### [Texto de leitura]
════════════════════
ABRUPTO

22.12.13


NO 40º ANIVERSÁRIO DO CONGRESSO DA OPOSIÇÃO DEMOCRÁTICA EM AVEIRO 



Participei, em conjunto com algumas centenas de pessoas, nas comemorações do 40.º aniversário do Congresso da Oposição Democrática ocorrido em Aveiro em 1973.

Fazia parte de um número mais pequeno de presentes, que tinha estado no próprio congresso em 1973, tendo assistido ao seu decorrer e terminado, como muitos outros participantes, na manifestação proibida a correr pelas ruas de Aveiro junto com os cães do Capitão Maltês e da polícia de choque. Recordo-me da garagem onde muitos se refugiaram e de ter acabado num telhado dumas casas térreas junto ao canal na rua paralela nas traseiras da Avenida Lourenço Peixinho. Era o habitual.
O problema das comemorações dum evento com estas características é a oscilação entre o “sentido” do congresso para a actualidade e o balanço que se pode fazer do seu papel na história da oposição ao regime ditatorial. Esta tensão esteve presente nas comemorações que teve partes de comício e outras de debate histórico, sendo que era impossível impedir a impregnação de umas por outras. Por outro lado, as comemorações recebiam uma herança de interpretação do congresso de 1973 que está longe de ser inocente, quanto mais verdadeira.
════════════════════
### [Dados fornecidos]
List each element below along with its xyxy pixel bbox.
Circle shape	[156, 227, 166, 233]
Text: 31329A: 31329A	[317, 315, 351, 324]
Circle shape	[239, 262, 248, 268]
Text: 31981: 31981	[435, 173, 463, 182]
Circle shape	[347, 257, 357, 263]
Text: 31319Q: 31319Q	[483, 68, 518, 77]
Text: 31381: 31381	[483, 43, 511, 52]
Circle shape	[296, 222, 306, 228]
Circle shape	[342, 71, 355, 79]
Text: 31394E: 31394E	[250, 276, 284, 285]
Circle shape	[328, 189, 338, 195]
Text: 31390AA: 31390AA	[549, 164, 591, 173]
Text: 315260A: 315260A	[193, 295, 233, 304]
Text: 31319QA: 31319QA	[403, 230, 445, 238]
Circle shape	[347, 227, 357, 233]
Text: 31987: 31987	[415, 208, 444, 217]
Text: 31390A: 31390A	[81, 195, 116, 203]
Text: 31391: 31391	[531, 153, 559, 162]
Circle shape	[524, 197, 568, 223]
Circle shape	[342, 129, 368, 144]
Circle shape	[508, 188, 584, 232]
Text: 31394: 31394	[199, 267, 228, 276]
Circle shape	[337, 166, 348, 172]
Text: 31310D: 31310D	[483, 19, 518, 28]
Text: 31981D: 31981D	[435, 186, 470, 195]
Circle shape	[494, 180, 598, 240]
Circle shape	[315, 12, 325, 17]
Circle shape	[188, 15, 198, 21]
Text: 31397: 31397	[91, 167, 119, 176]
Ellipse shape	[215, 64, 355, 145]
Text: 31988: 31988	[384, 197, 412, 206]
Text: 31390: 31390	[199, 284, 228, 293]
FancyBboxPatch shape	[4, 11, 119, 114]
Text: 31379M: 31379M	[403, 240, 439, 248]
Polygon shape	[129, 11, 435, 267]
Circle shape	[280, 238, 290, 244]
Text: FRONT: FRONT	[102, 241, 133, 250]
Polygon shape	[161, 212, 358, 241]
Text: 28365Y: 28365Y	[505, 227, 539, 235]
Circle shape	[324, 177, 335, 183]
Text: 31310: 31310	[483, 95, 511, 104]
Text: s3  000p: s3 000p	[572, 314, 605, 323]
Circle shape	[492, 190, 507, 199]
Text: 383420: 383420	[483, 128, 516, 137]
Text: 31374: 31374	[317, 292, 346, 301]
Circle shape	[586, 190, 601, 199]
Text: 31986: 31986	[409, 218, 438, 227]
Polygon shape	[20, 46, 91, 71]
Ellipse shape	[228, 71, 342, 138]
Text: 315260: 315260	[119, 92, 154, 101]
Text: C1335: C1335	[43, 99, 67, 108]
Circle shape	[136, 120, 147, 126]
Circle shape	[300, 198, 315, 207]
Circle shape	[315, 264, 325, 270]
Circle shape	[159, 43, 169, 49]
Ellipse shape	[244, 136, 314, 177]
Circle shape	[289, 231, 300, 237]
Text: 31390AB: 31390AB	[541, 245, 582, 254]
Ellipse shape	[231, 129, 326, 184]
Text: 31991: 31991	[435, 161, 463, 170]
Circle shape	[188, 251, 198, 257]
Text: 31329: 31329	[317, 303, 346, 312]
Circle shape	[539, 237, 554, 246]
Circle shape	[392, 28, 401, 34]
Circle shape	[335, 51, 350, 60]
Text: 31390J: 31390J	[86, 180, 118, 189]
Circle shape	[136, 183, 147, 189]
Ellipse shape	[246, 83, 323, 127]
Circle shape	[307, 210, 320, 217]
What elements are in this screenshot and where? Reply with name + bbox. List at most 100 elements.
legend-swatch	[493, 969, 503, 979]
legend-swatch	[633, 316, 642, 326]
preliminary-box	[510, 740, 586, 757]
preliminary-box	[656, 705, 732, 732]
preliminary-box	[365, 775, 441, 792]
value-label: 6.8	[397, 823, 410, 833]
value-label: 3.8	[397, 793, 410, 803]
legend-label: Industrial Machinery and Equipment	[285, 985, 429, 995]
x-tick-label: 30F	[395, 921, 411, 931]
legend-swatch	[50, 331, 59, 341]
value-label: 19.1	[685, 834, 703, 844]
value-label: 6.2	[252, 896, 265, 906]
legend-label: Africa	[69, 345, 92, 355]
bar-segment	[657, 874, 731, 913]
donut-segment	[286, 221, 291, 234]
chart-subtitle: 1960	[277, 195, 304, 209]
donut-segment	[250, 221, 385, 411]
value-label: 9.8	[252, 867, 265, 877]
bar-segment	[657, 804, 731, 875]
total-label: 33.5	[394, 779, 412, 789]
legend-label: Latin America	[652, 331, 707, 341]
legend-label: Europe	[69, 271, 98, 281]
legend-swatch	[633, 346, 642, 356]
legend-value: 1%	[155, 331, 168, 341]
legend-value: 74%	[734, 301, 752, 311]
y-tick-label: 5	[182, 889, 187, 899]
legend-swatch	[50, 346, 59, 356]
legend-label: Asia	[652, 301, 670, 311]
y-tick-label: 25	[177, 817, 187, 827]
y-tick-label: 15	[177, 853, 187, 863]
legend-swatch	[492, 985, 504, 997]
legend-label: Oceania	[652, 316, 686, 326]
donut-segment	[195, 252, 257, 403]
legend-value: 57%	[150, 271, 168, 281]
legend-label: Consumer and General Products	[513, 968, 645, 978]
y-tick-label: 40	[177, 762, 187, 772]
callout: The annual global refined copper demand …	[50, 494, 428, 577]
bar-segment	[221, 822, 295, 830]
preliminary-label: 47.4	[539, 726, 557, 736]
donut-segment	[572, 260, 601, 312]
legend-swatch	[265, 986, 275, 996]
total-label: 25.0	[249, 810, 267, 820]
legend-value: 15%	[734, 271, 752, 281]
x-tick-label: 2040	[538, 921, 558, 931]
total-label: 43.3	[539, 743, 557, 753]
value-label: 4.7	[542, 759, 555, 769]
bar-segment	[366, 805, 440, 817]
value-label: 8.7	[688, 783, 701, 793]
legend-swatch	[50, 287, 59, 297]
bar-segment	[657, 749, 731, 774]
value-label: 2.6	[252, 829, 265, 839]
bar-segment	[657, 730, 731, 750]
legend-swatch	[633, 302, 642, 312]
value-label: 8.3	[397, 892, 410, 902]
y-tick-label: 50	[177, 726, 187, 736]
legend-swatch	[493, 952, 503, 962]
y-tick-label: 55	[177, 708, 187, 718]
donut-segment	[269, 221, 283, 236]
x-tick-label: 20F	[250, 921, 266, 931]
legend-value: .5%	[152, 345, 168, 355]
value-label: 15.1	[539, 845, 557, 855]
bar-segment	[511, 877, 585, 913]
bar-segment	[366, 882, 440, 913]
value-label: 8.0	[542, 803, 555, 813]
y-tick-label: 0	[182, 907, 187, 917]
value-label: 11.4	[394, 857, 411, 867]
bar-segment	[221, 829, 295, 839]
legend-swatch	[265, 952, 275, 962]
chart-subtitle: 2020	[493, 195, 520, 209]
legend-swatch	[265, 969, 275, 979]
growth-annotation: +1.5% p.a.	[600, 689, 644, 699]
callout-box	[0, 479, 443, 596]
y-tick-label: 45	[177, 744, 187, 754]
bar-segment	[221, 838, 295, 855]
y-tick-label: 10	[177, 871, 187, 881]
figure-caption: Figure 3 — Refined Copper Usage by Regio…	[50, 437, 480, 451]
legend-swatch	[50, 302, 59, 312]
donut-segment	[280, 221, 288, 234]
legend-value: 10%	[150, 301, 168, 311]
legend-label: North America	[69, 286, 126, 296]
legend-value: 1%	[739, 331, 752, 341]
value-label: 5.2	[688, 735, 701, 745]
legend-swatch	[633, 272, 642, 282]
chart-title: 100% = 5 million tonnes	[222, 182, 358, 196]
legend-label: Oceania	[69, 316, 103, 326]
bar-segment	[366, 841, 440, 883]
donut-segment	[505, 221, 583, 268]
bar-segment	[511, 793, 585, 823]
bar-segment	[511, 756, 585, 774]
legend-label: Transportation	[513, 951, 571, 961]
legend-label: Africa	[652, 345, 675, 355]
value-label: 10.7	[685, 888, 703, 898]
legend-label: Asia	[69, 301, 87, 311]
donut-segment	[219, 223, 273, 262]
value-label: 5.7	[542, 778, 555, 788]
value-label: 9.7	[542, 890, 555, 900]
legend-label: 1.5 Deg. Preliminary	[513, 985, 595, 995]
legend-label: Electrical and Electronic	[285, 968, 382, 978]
════════════════════
### [Tarefas do exercício]
A - Indique se cada afirmação está de acordo com o texto de leitura, respondendo sim ou não e citando as palavras do texto que o decidem: (i) quem escreve esteve presente no próprio congresso de 1973; (ii) as comemorações consistiram apenas em debate histórico; (iii) a interpretação herdada do congresso de 1973 é apresentada como inocente.
B - Resuma o texto de leitura em duas frases.

### [Respostas por tarefa]
A -
(i) Sim: "Fazia parte de um número mais pequeno de presentes, que tinha estado no próprio congresso em 1973".
(ii) Não: "teve partes de comício e outras de debate histórico".
(iii) Não: "uma herança de interpretação do congresso de 1973 que está longe de ser inocente".

B - Quem escreve participou, com algumas centenas de pessoas, nas comemorações do 40.º aniversário do Congresso da Oposição Democrática realizado em Aveiro em 1973, congresso em que também esteve presente e que terminou numa manifestação proibida pelas ruas da cidade. As comemorações oscilaram entre o sentido do congresso para a actualidade e o balanço do seu papel histórico, com partes de comício e de debate, e receberam uma herança de interpretação que está longe de ser inocente.